**WORK INSTRUCTIONS:** Repeat each entry as written and leave the images out of the copy.
┌─ INFORMATION SUPPLIED
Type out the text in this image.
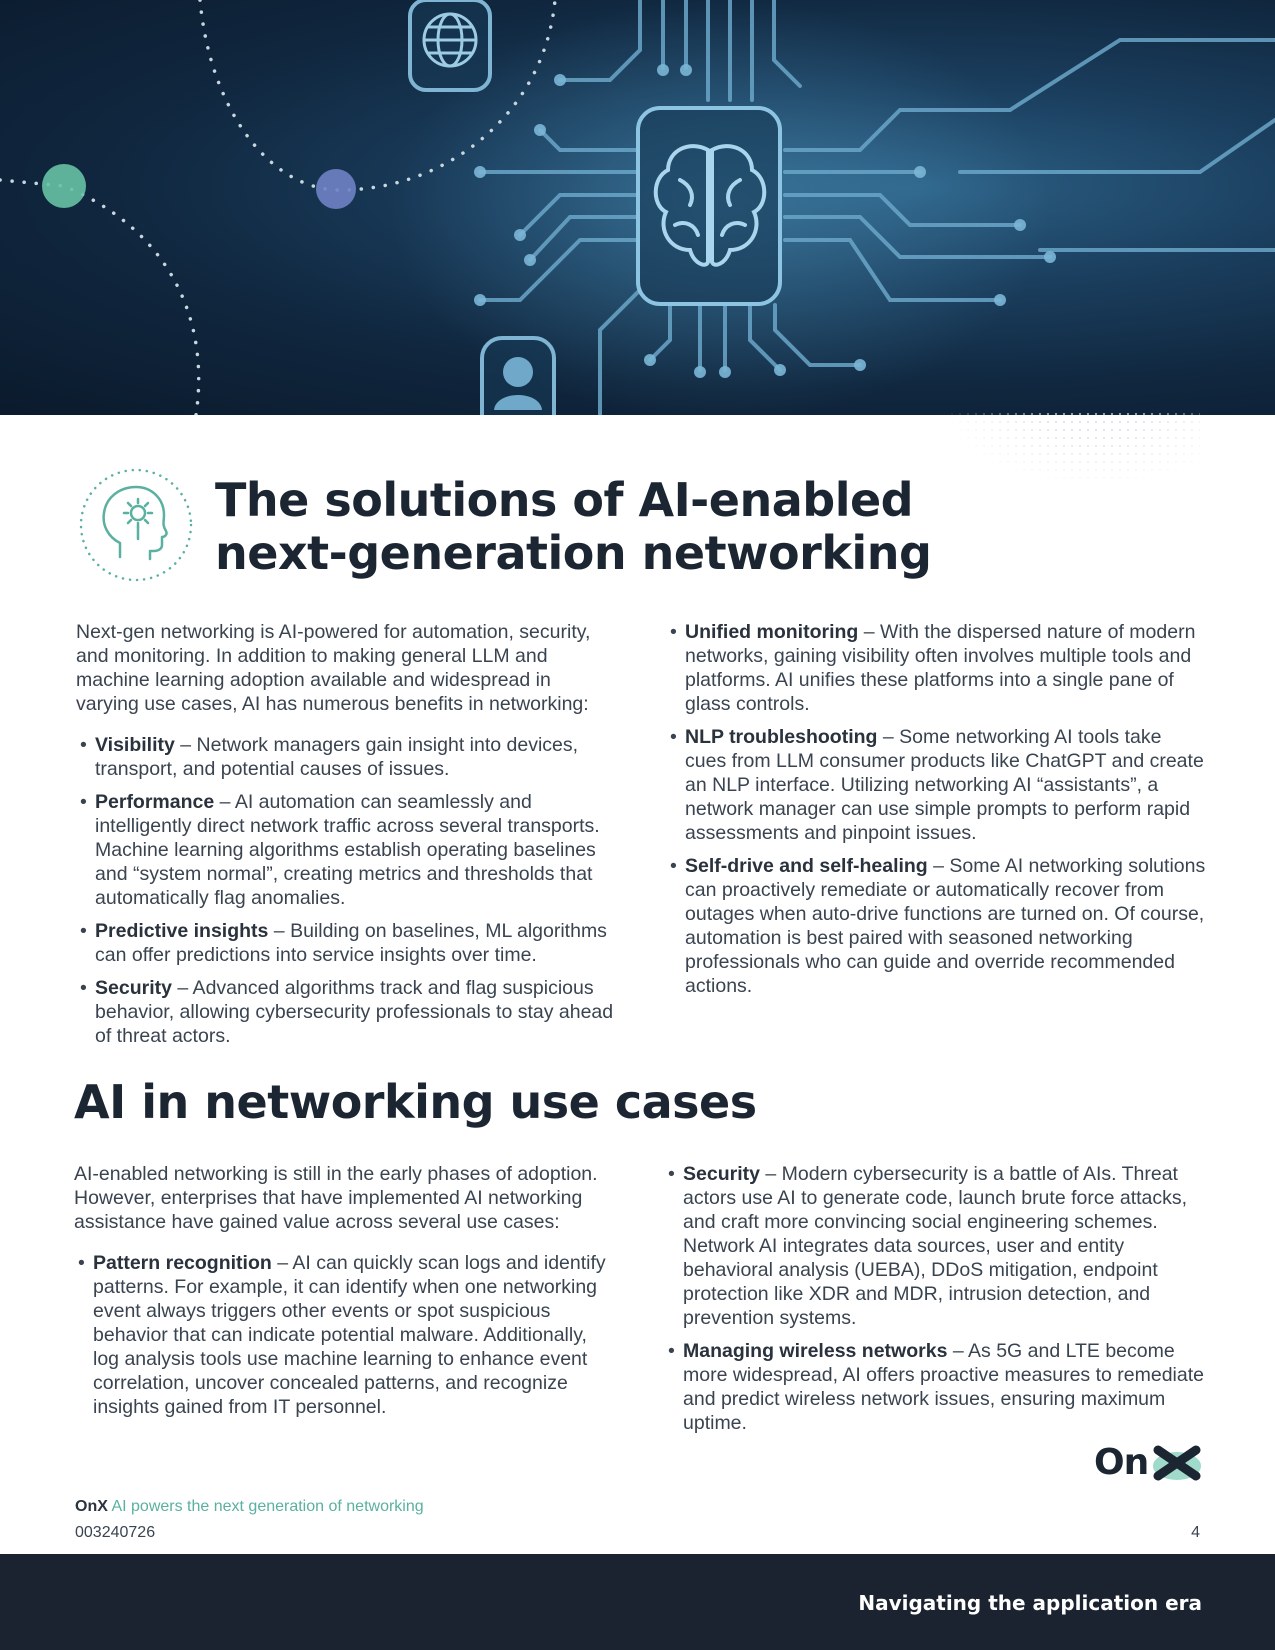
The solutions of AI-enabled
next-generation networking

Next-gen networking is AI-powered for automation, security, and monitoring. In addition to making general LLM and machine learning adoption available and widespread in varying use cases, AI has numerous benefits in networking:

• Visibility – Network managers gain insight into devices, transport, and potential causes of issues.
• Performance – AI automation can seamlessly and intelligently direct network traffic across several transports. Machine learning algorithms establish operating baselines and “system normal”, creating metrics and thresholds that automatically flag anomalies.
• Predictive insights – Building on baselines, ML algorithms can offer predictions into service insights over time.
• Security – Advanced algorithms track and flag suspicious behavior, allowing cybersecurity professionals to stay ahead of threat actors.
• Unified monitoring – With the dispersed nature of modern networks, gaining visibility often involves multiple tools and platforms. AI unifies these platforms into a single pane of glass controls.
• NLP troubleshooting – Some networking AI tools take cues from LLM consumer products like ChatGPT and create an NLP interface. Utilizing networking AI “assistants”, a network manager can use simple prompts to perform rapid assessments and pinpoint issues.
• Self-drive and self-healing – Some AI networking solutions can proactively remediate or automatically recover from outages when auto-drive functions are turned on. Of course, automation is best paired with seasoned networking professionals who can guide and override recommended actions.
AI in networking use cases

AI-enabled networking is still in the early phases of adoption. However, enterprises that have implemented AI networking assistance have gained value across several use cases:

• Pattern recognition – AI can quickly scan logs and identify patterns. For example, it can identify when one networking event always triggers other events or spot suspicious behavior that can indicate potential malware. Additionally, log analysis tools use machine learning to enhance event correlation, uncover concealed patterns, and recognize insights gained from IT personnel.
• Security – Modern cybersecurity is a battle of AIs. Threat actors use AI to generate code, launch brute force attacks, and craft more convincing social engineering schemes. Network AI integrates data sources, user and entity behavioral analysis (UEBA), DDoS mitigation, endpoint protection like XDR and MDR, intrusion detection, and prevention systems.
• Managing wireless networks – As 5G and LTE become more widespread, AI offers proactive measures to remediate and predict wireless network issues, ensuring maximum uptime.
On
OnX AI powers the next generation of networking
003240726	4
Navigating the application era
└─
**FULL RESPONSE:**
Type out the text in this image.
The solutions of AI-enabled
next-generation networking

Next-gen networking is AI-powered for automation, security, and monitoring. In addition to making general LLM and machine learning adoption available and widespread in varying use cases, AI has numerous benefits in networking:

• Visibility – Network managers gain insight into devices, transport, and potential causes of issues.
• Performance – AI automation can seamlessly and intelligently direct network traffic across several transports. Machine learning algorithms establish operating baselines and “system normal”, creating metrics and thresholds that automatically flag anomalies.
• Predictive insights – Building on baselines, ML algorithms can offer predictions into service insights over time.
• Security – Advanced algorithms track and flag suspicious behavior, allowing cybersecurity professionals to stay ahead of threat actors.
• Unified monitoring – With the dispersed nature of modern networks, gaining visibility often involves multiple tools and platforms. AI unifies these platforms into a single pane of glass controls.
• NLP troubleshooting – Some networking AI tools take cues from LLM consumer products like ChatGPT and create an NLP interface. Utilizing networking AI “assistants”, a network manager can use simple prompts to perform rapid assessments and pinpoint issues.
• Self-drive and self-healing – Some AI networking solutions can proactively remediate or automatically recover from outages when auto-drive functions are turned on. Of course, automation is best paired with seasoned networking professionals who can guide and override recommended actions.
AI in networking use cases

AI-enabled networking is still in the early phases of adoption. However, enterprises that have implemented AI networking assistance have gained value across several use cases:

• Pattern recognition – AI can quickly scan logs and identify patterns. For example, it can identify when one networking event always triggers other events or spot suspicious behavior that can indicate potential malware. Additionally, log analysis tools use machine learning to enhance event correlation, uncover concealed patterns, and recognize insights gained from IT personnel.
• Security – Modern cybersecurity is a battle of AIs. Threat actors use AI to generate code, launch brute force attacks, and craft more convincing social engineering schemes. Network AI integrates data sources, user and entity behavioral analysis (UEBA), DDoS mitigation, endpoint protection like XDR and MDR, intrusion detection, and prevention systems.
• Managing wireless networks – As 5G and LTE become more widespread, AI offers proactive measures to remediate and predict wireless network issues, ensuring maximum uptime.
On
OnX AI powers the next generation of networking
003240726	4
Navigating the application era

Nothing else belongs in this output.